** start of EXERCISE INPUTS **

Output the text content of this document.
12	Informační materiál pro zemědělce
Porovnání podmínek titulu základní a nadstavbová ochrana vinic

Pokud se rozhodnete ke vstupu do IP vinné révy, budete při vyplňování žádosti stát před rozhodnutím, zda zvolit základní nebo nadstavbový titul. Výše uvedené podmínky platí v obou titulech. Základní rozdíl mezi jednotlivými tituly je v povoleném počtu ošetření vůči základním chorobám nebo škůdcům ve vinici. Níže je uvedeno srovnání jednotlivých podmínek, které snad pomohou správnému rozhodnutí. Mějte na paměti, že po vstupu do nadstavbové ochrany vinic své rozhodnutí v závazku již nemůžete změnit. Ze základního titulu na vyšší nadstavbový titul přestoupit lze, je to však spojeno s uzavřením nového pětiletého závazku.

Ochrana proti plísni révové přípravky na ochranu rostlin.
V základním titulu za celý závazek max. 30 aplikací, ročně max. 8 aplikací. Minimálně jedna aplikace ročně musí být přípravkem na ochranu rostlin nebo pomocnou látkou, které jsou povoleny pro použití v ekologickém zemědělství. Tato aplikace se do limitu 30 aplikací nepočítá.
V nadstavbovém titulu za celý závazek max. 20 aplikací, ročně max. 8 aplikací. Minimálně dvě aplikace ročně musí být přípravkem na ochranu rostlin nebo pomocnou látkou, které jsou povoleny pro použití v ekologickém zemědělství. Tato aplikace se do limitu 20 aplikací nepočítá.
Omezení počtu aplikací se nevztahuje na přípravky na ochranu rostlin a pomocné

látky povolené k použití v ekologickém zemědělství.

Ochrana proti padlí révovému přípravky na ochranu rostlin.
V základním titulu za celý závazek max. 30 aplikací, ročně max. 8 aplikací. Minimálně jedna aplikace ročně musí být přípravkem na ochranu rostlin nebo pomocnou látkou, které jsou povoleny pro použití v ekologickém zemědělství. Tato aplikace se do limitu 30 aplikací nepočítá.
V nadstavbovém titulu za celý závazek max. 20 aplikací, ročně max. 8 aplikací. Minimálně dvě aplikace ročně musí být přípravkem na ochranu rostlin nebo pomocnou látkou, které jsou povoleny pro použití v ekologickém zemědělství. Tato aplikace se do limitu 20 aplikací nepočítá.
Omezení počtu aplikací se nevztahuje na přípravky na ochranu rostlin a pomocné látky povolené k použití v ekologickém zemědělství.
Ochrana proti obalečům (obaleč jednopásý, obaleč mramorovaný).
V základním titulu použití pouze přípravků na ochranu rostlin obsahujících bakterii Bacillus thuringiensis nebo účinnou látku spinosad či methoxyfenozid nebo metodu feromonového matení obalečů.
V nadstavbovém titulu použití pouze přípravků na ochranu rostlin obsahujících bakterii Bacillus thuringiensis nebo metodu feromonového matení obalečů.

** end of EXERCISE INPUTS **

## WHAT THE TASK REQUIRES:
Make an exact copy of the records.

## THE ANSWER:
Output the text content of this document.
12	Informační materiál pro zemědělce
Porovnání podmínek titulu základní a nadstavbová ochrana vinic

Pokud se rozhodnete ke vstupu do IP vinné révy, budete při vyplňování žádosti stát před rozhodnutím, zda zvolit základní nebo nadstavbový titul. Výše uvedené podmínky platí v obou titulech. Základní rozdíl mezi jednotlivými tituly je v povoleném počtu ošetření vůči základním chorobám nebo škůdcům ve vinici. Níže je uvedeno srovnání jednotlivých podmínek, které snad pomohou správnému rozhodnutí. Mějte na paměti, že po vstupu do nadstavbové ochrany vinic své rozhodnutí v závazku již nemůžete změnit. Ze základního titulu na vyšší nadstavbový titul přestoupit lze, je to však spojeno s uzavřením nového pětiletého závazku.

Ochrana proti plísni révové přípravky na ochranu rostlin.
V základním titulu za celý závazek max. 30 aplikací, ročně max. 8 aplikací. Minimálně jedna aplikace ročně musí být přípravkem na ochranu rostlin nebo pomocnou látkou, které jsou povoleny pro použití v ekologickém zemědělství. Tato aplikace se do limitu 30 aplikací nepočítá.
V nadstavbovém titulu za celý závazek max. 20 aplikací, ročně max. 8 aplikací. Minimálně dvě aplikace ročně musí být přípravkem na ochranu rostlin nebo pomocnou látkou, které jsou povoleny pro použití v ekologickém zemědělství. Tato aplikace se do limitu 20 aplikací nepočítá.
Omezení počtu aplikací se nevztahuje na přípravky na ochranu rostlin a pomocné

látky povolené k použití v ekologickém zemědělství.

Ochrana proti padlí révovému přípravky na ochranu rostlin.
V základním titulu za celý závazek max. 30 aplikací, ročně max. 8 aplikací. Minimálně jedna aplikace ročně musí být přípravkem na ochranu rostlin nebo pomocnou látkou, které jsou povoleny pro použití v ekologickém zemědělství. Tato aplikace se do limitu 30 aplikací nepočítá.
V nadstavbovém titulu za celý závazek max. 20 aplikací, ročně max. 8 aplikací. Minimálně dvě aplikace ročně musí být přípravkem na ochranu rostlin nebo pomocnou látkou, které jsou povoleny pro použití v ekologickém zemědělství. Tato aplikace se do limitu 20 aplikací nepočítá.
Omezení počtu aplikací se nevztahuje na přípravky na ochranu rostlin a pomocné látky povolené k použití v ekologickém zemědělství.
Ochrana proti obalečům (obaleč jednopásý, obaleč mramorovaný).
V základním titulu použití pouze přípravků na ochranu rostlin obsahujících bakterii Bacillus thuringiensis nebo účinnou látku spinosad či methoxyfenozid nebo metodu feromonového matení obalečů.
V nadstavbovém titulu použití pouze přípravků na ochranu rostlin obsahujících bakterii Bacillus thuringiensis nebo metodu feromonového matení obalečů.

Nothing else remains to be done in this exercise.